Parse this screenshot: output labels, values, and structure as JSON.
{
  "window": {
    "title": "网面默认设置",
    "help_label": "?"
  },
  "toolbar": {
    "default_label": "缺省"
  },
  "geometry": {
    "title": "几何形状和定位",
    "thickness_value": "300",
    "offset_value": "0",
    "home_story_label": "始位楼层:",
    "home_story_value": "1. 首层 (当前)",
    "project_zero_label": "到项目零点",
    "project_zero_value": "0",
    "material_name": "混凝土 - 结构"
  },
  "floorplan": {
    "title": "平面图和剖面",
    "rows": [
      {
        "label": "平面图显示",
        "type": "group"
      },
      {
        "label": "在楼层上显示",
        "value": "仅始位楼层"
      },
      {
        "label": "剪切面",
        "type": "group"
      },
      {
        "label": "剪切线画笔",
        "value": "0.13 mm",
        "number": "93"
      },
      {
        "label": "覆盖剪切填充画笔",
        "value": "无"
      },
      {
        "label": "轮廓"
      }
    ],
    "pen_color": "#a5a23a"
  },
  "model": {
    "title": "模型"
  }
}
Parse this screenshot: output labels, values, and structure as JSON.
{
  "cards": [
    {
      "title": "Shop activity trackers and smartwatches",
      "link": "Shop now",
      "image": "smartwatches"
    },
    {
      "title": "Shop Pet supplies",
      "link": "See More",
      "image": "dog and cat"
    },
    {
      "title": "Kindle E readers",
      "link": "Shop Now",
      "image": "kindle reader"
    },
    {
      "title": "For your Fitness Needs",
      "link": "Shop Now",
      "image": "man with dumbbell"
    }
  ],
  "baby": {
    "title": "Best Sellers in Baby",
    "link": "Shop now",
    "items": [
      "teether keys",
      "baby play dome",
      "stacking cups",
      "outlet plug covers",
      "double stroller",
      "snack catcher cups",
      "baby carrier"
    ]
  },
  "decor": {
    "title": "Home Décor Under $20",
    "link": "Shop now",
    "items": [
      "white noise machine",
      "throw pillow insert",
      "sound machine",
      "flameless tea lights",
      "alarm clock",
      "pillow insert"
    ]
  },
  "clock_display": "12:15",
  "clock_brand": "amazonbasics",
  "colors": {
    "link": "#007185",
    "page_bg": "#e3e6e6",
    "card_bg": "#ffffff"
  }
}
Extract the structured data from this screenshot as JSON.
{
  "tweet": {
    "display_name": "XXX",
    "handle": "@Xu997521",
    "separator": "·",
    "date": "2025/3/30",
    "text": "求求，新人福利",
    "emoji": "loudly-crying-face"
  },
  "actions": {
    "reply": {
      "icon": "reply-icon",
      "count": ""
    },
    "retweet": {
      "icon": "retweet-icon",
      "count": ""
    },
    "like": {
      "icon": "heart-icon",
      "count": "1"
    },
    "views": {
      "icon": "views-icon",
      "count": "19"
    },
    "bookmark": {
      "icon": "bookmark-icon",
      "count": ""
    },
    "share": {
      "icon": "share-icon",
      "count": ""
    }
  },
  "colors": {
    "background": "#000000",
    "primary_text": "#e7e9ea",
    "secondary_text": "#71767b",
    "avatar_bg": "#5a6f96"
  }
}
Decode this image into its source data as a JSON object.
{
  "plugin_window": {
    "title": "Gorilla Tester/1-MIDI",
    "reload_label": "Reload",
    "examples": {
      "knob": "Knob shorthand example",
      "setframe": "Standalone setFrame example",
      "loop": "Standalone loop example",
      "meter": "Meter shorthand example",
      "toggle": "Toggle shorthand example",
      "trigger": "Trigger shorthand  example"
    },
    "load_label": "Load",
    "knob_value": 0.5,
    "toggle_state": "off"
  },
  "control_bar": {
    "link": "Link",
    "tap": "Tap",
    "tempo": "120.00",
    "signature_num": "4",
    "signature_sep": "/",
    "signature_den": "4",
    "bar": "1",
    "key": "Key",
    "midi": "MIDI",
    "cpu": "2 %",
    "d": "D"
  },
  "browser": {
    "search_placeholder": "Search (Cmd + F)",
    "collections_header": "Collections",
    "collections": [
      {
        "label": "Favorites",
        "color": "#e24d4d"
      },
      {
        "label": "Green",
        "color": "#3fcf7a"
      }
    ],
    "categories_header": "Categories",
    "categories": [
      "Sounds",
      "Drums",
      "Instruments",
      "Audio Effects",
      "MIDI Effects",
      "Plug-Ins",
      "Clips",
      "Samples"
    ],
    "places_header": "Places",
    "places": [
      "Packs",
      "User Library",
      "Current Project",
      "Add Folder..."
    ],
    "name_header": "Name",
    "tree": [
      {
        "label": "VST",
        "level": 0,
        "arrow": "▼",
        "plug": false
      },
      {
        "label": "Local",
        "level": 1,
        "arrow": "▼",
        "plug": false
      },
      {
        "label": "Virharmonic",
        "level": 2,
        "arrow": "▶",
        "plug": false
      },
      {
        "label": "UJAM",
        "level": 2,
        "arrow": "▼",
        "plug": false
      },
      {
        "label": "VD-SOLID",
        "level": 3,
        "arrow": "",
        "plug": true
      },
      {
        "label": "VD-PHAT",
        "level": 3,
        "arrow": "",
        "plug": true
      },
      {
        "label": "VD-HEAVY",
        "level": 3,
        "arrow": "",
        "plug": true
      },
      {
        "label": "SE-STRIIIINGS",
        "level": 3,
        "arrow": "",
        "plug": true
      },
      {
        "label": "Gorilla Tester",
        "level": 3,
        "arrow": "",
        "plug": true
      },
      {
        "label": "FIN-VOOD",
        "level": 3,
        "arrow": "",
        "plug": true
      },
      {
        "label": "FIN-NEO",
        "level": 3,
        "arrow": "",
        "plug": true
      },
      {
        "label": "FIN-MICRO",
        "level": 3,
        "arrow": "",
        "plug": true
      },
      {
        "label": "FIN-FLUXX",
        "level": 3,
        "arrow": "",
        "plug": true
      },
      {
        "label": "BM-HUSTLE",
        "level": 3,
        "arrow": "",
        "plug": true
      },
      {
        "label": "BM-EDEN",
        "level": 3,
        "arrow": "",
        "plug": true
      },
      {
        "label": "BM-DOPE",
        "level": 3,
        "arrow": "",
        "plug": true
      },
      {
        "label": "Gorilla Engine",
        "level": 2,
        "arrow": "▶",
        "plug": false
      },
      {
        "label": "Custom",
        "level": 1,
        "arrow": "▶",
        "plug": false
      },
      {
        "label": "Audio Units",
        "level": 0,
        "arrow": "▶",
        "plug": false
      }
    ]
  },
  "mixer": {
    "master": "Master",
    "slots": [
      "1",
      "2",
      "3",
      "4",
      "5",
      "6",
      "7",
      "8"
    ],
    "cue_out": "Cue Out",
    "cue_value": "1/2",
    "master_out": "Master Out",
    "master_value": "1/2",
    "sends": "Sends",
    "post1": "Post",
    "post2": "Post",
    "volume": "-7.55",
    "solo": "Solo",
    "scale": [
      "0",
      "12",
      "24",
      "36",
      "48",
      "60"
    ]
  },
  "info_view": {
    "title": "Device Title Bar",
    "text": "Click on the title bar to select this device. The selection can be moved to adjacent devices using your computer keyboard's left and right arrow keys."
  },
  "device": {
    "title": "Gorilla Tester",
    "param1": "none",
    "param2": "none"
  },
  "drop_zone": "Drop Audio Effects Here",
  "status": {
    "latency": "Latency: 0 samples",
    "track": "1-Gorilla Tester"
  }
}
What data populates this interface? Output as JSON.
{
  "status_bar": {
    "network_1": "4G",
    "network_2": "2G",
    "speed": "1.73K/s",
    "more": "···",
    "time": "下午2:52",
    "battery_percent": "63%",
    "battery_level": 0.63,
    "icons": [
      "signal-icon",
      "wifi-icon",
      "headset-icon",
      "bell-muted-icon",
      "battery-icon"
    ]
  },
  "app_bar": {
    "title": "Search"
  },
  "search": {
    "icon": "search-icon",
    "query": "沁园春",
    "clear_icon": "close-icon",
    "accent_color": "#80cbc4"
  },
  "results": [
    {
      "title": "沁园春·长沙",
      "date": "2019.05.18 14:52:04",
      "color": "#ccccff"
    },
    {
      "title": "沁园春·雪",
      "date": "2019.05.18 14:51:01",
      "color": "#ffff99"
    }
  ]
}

What the task asks: Tell how many lines include "image". The number is the whole answer.

Expected answer: 5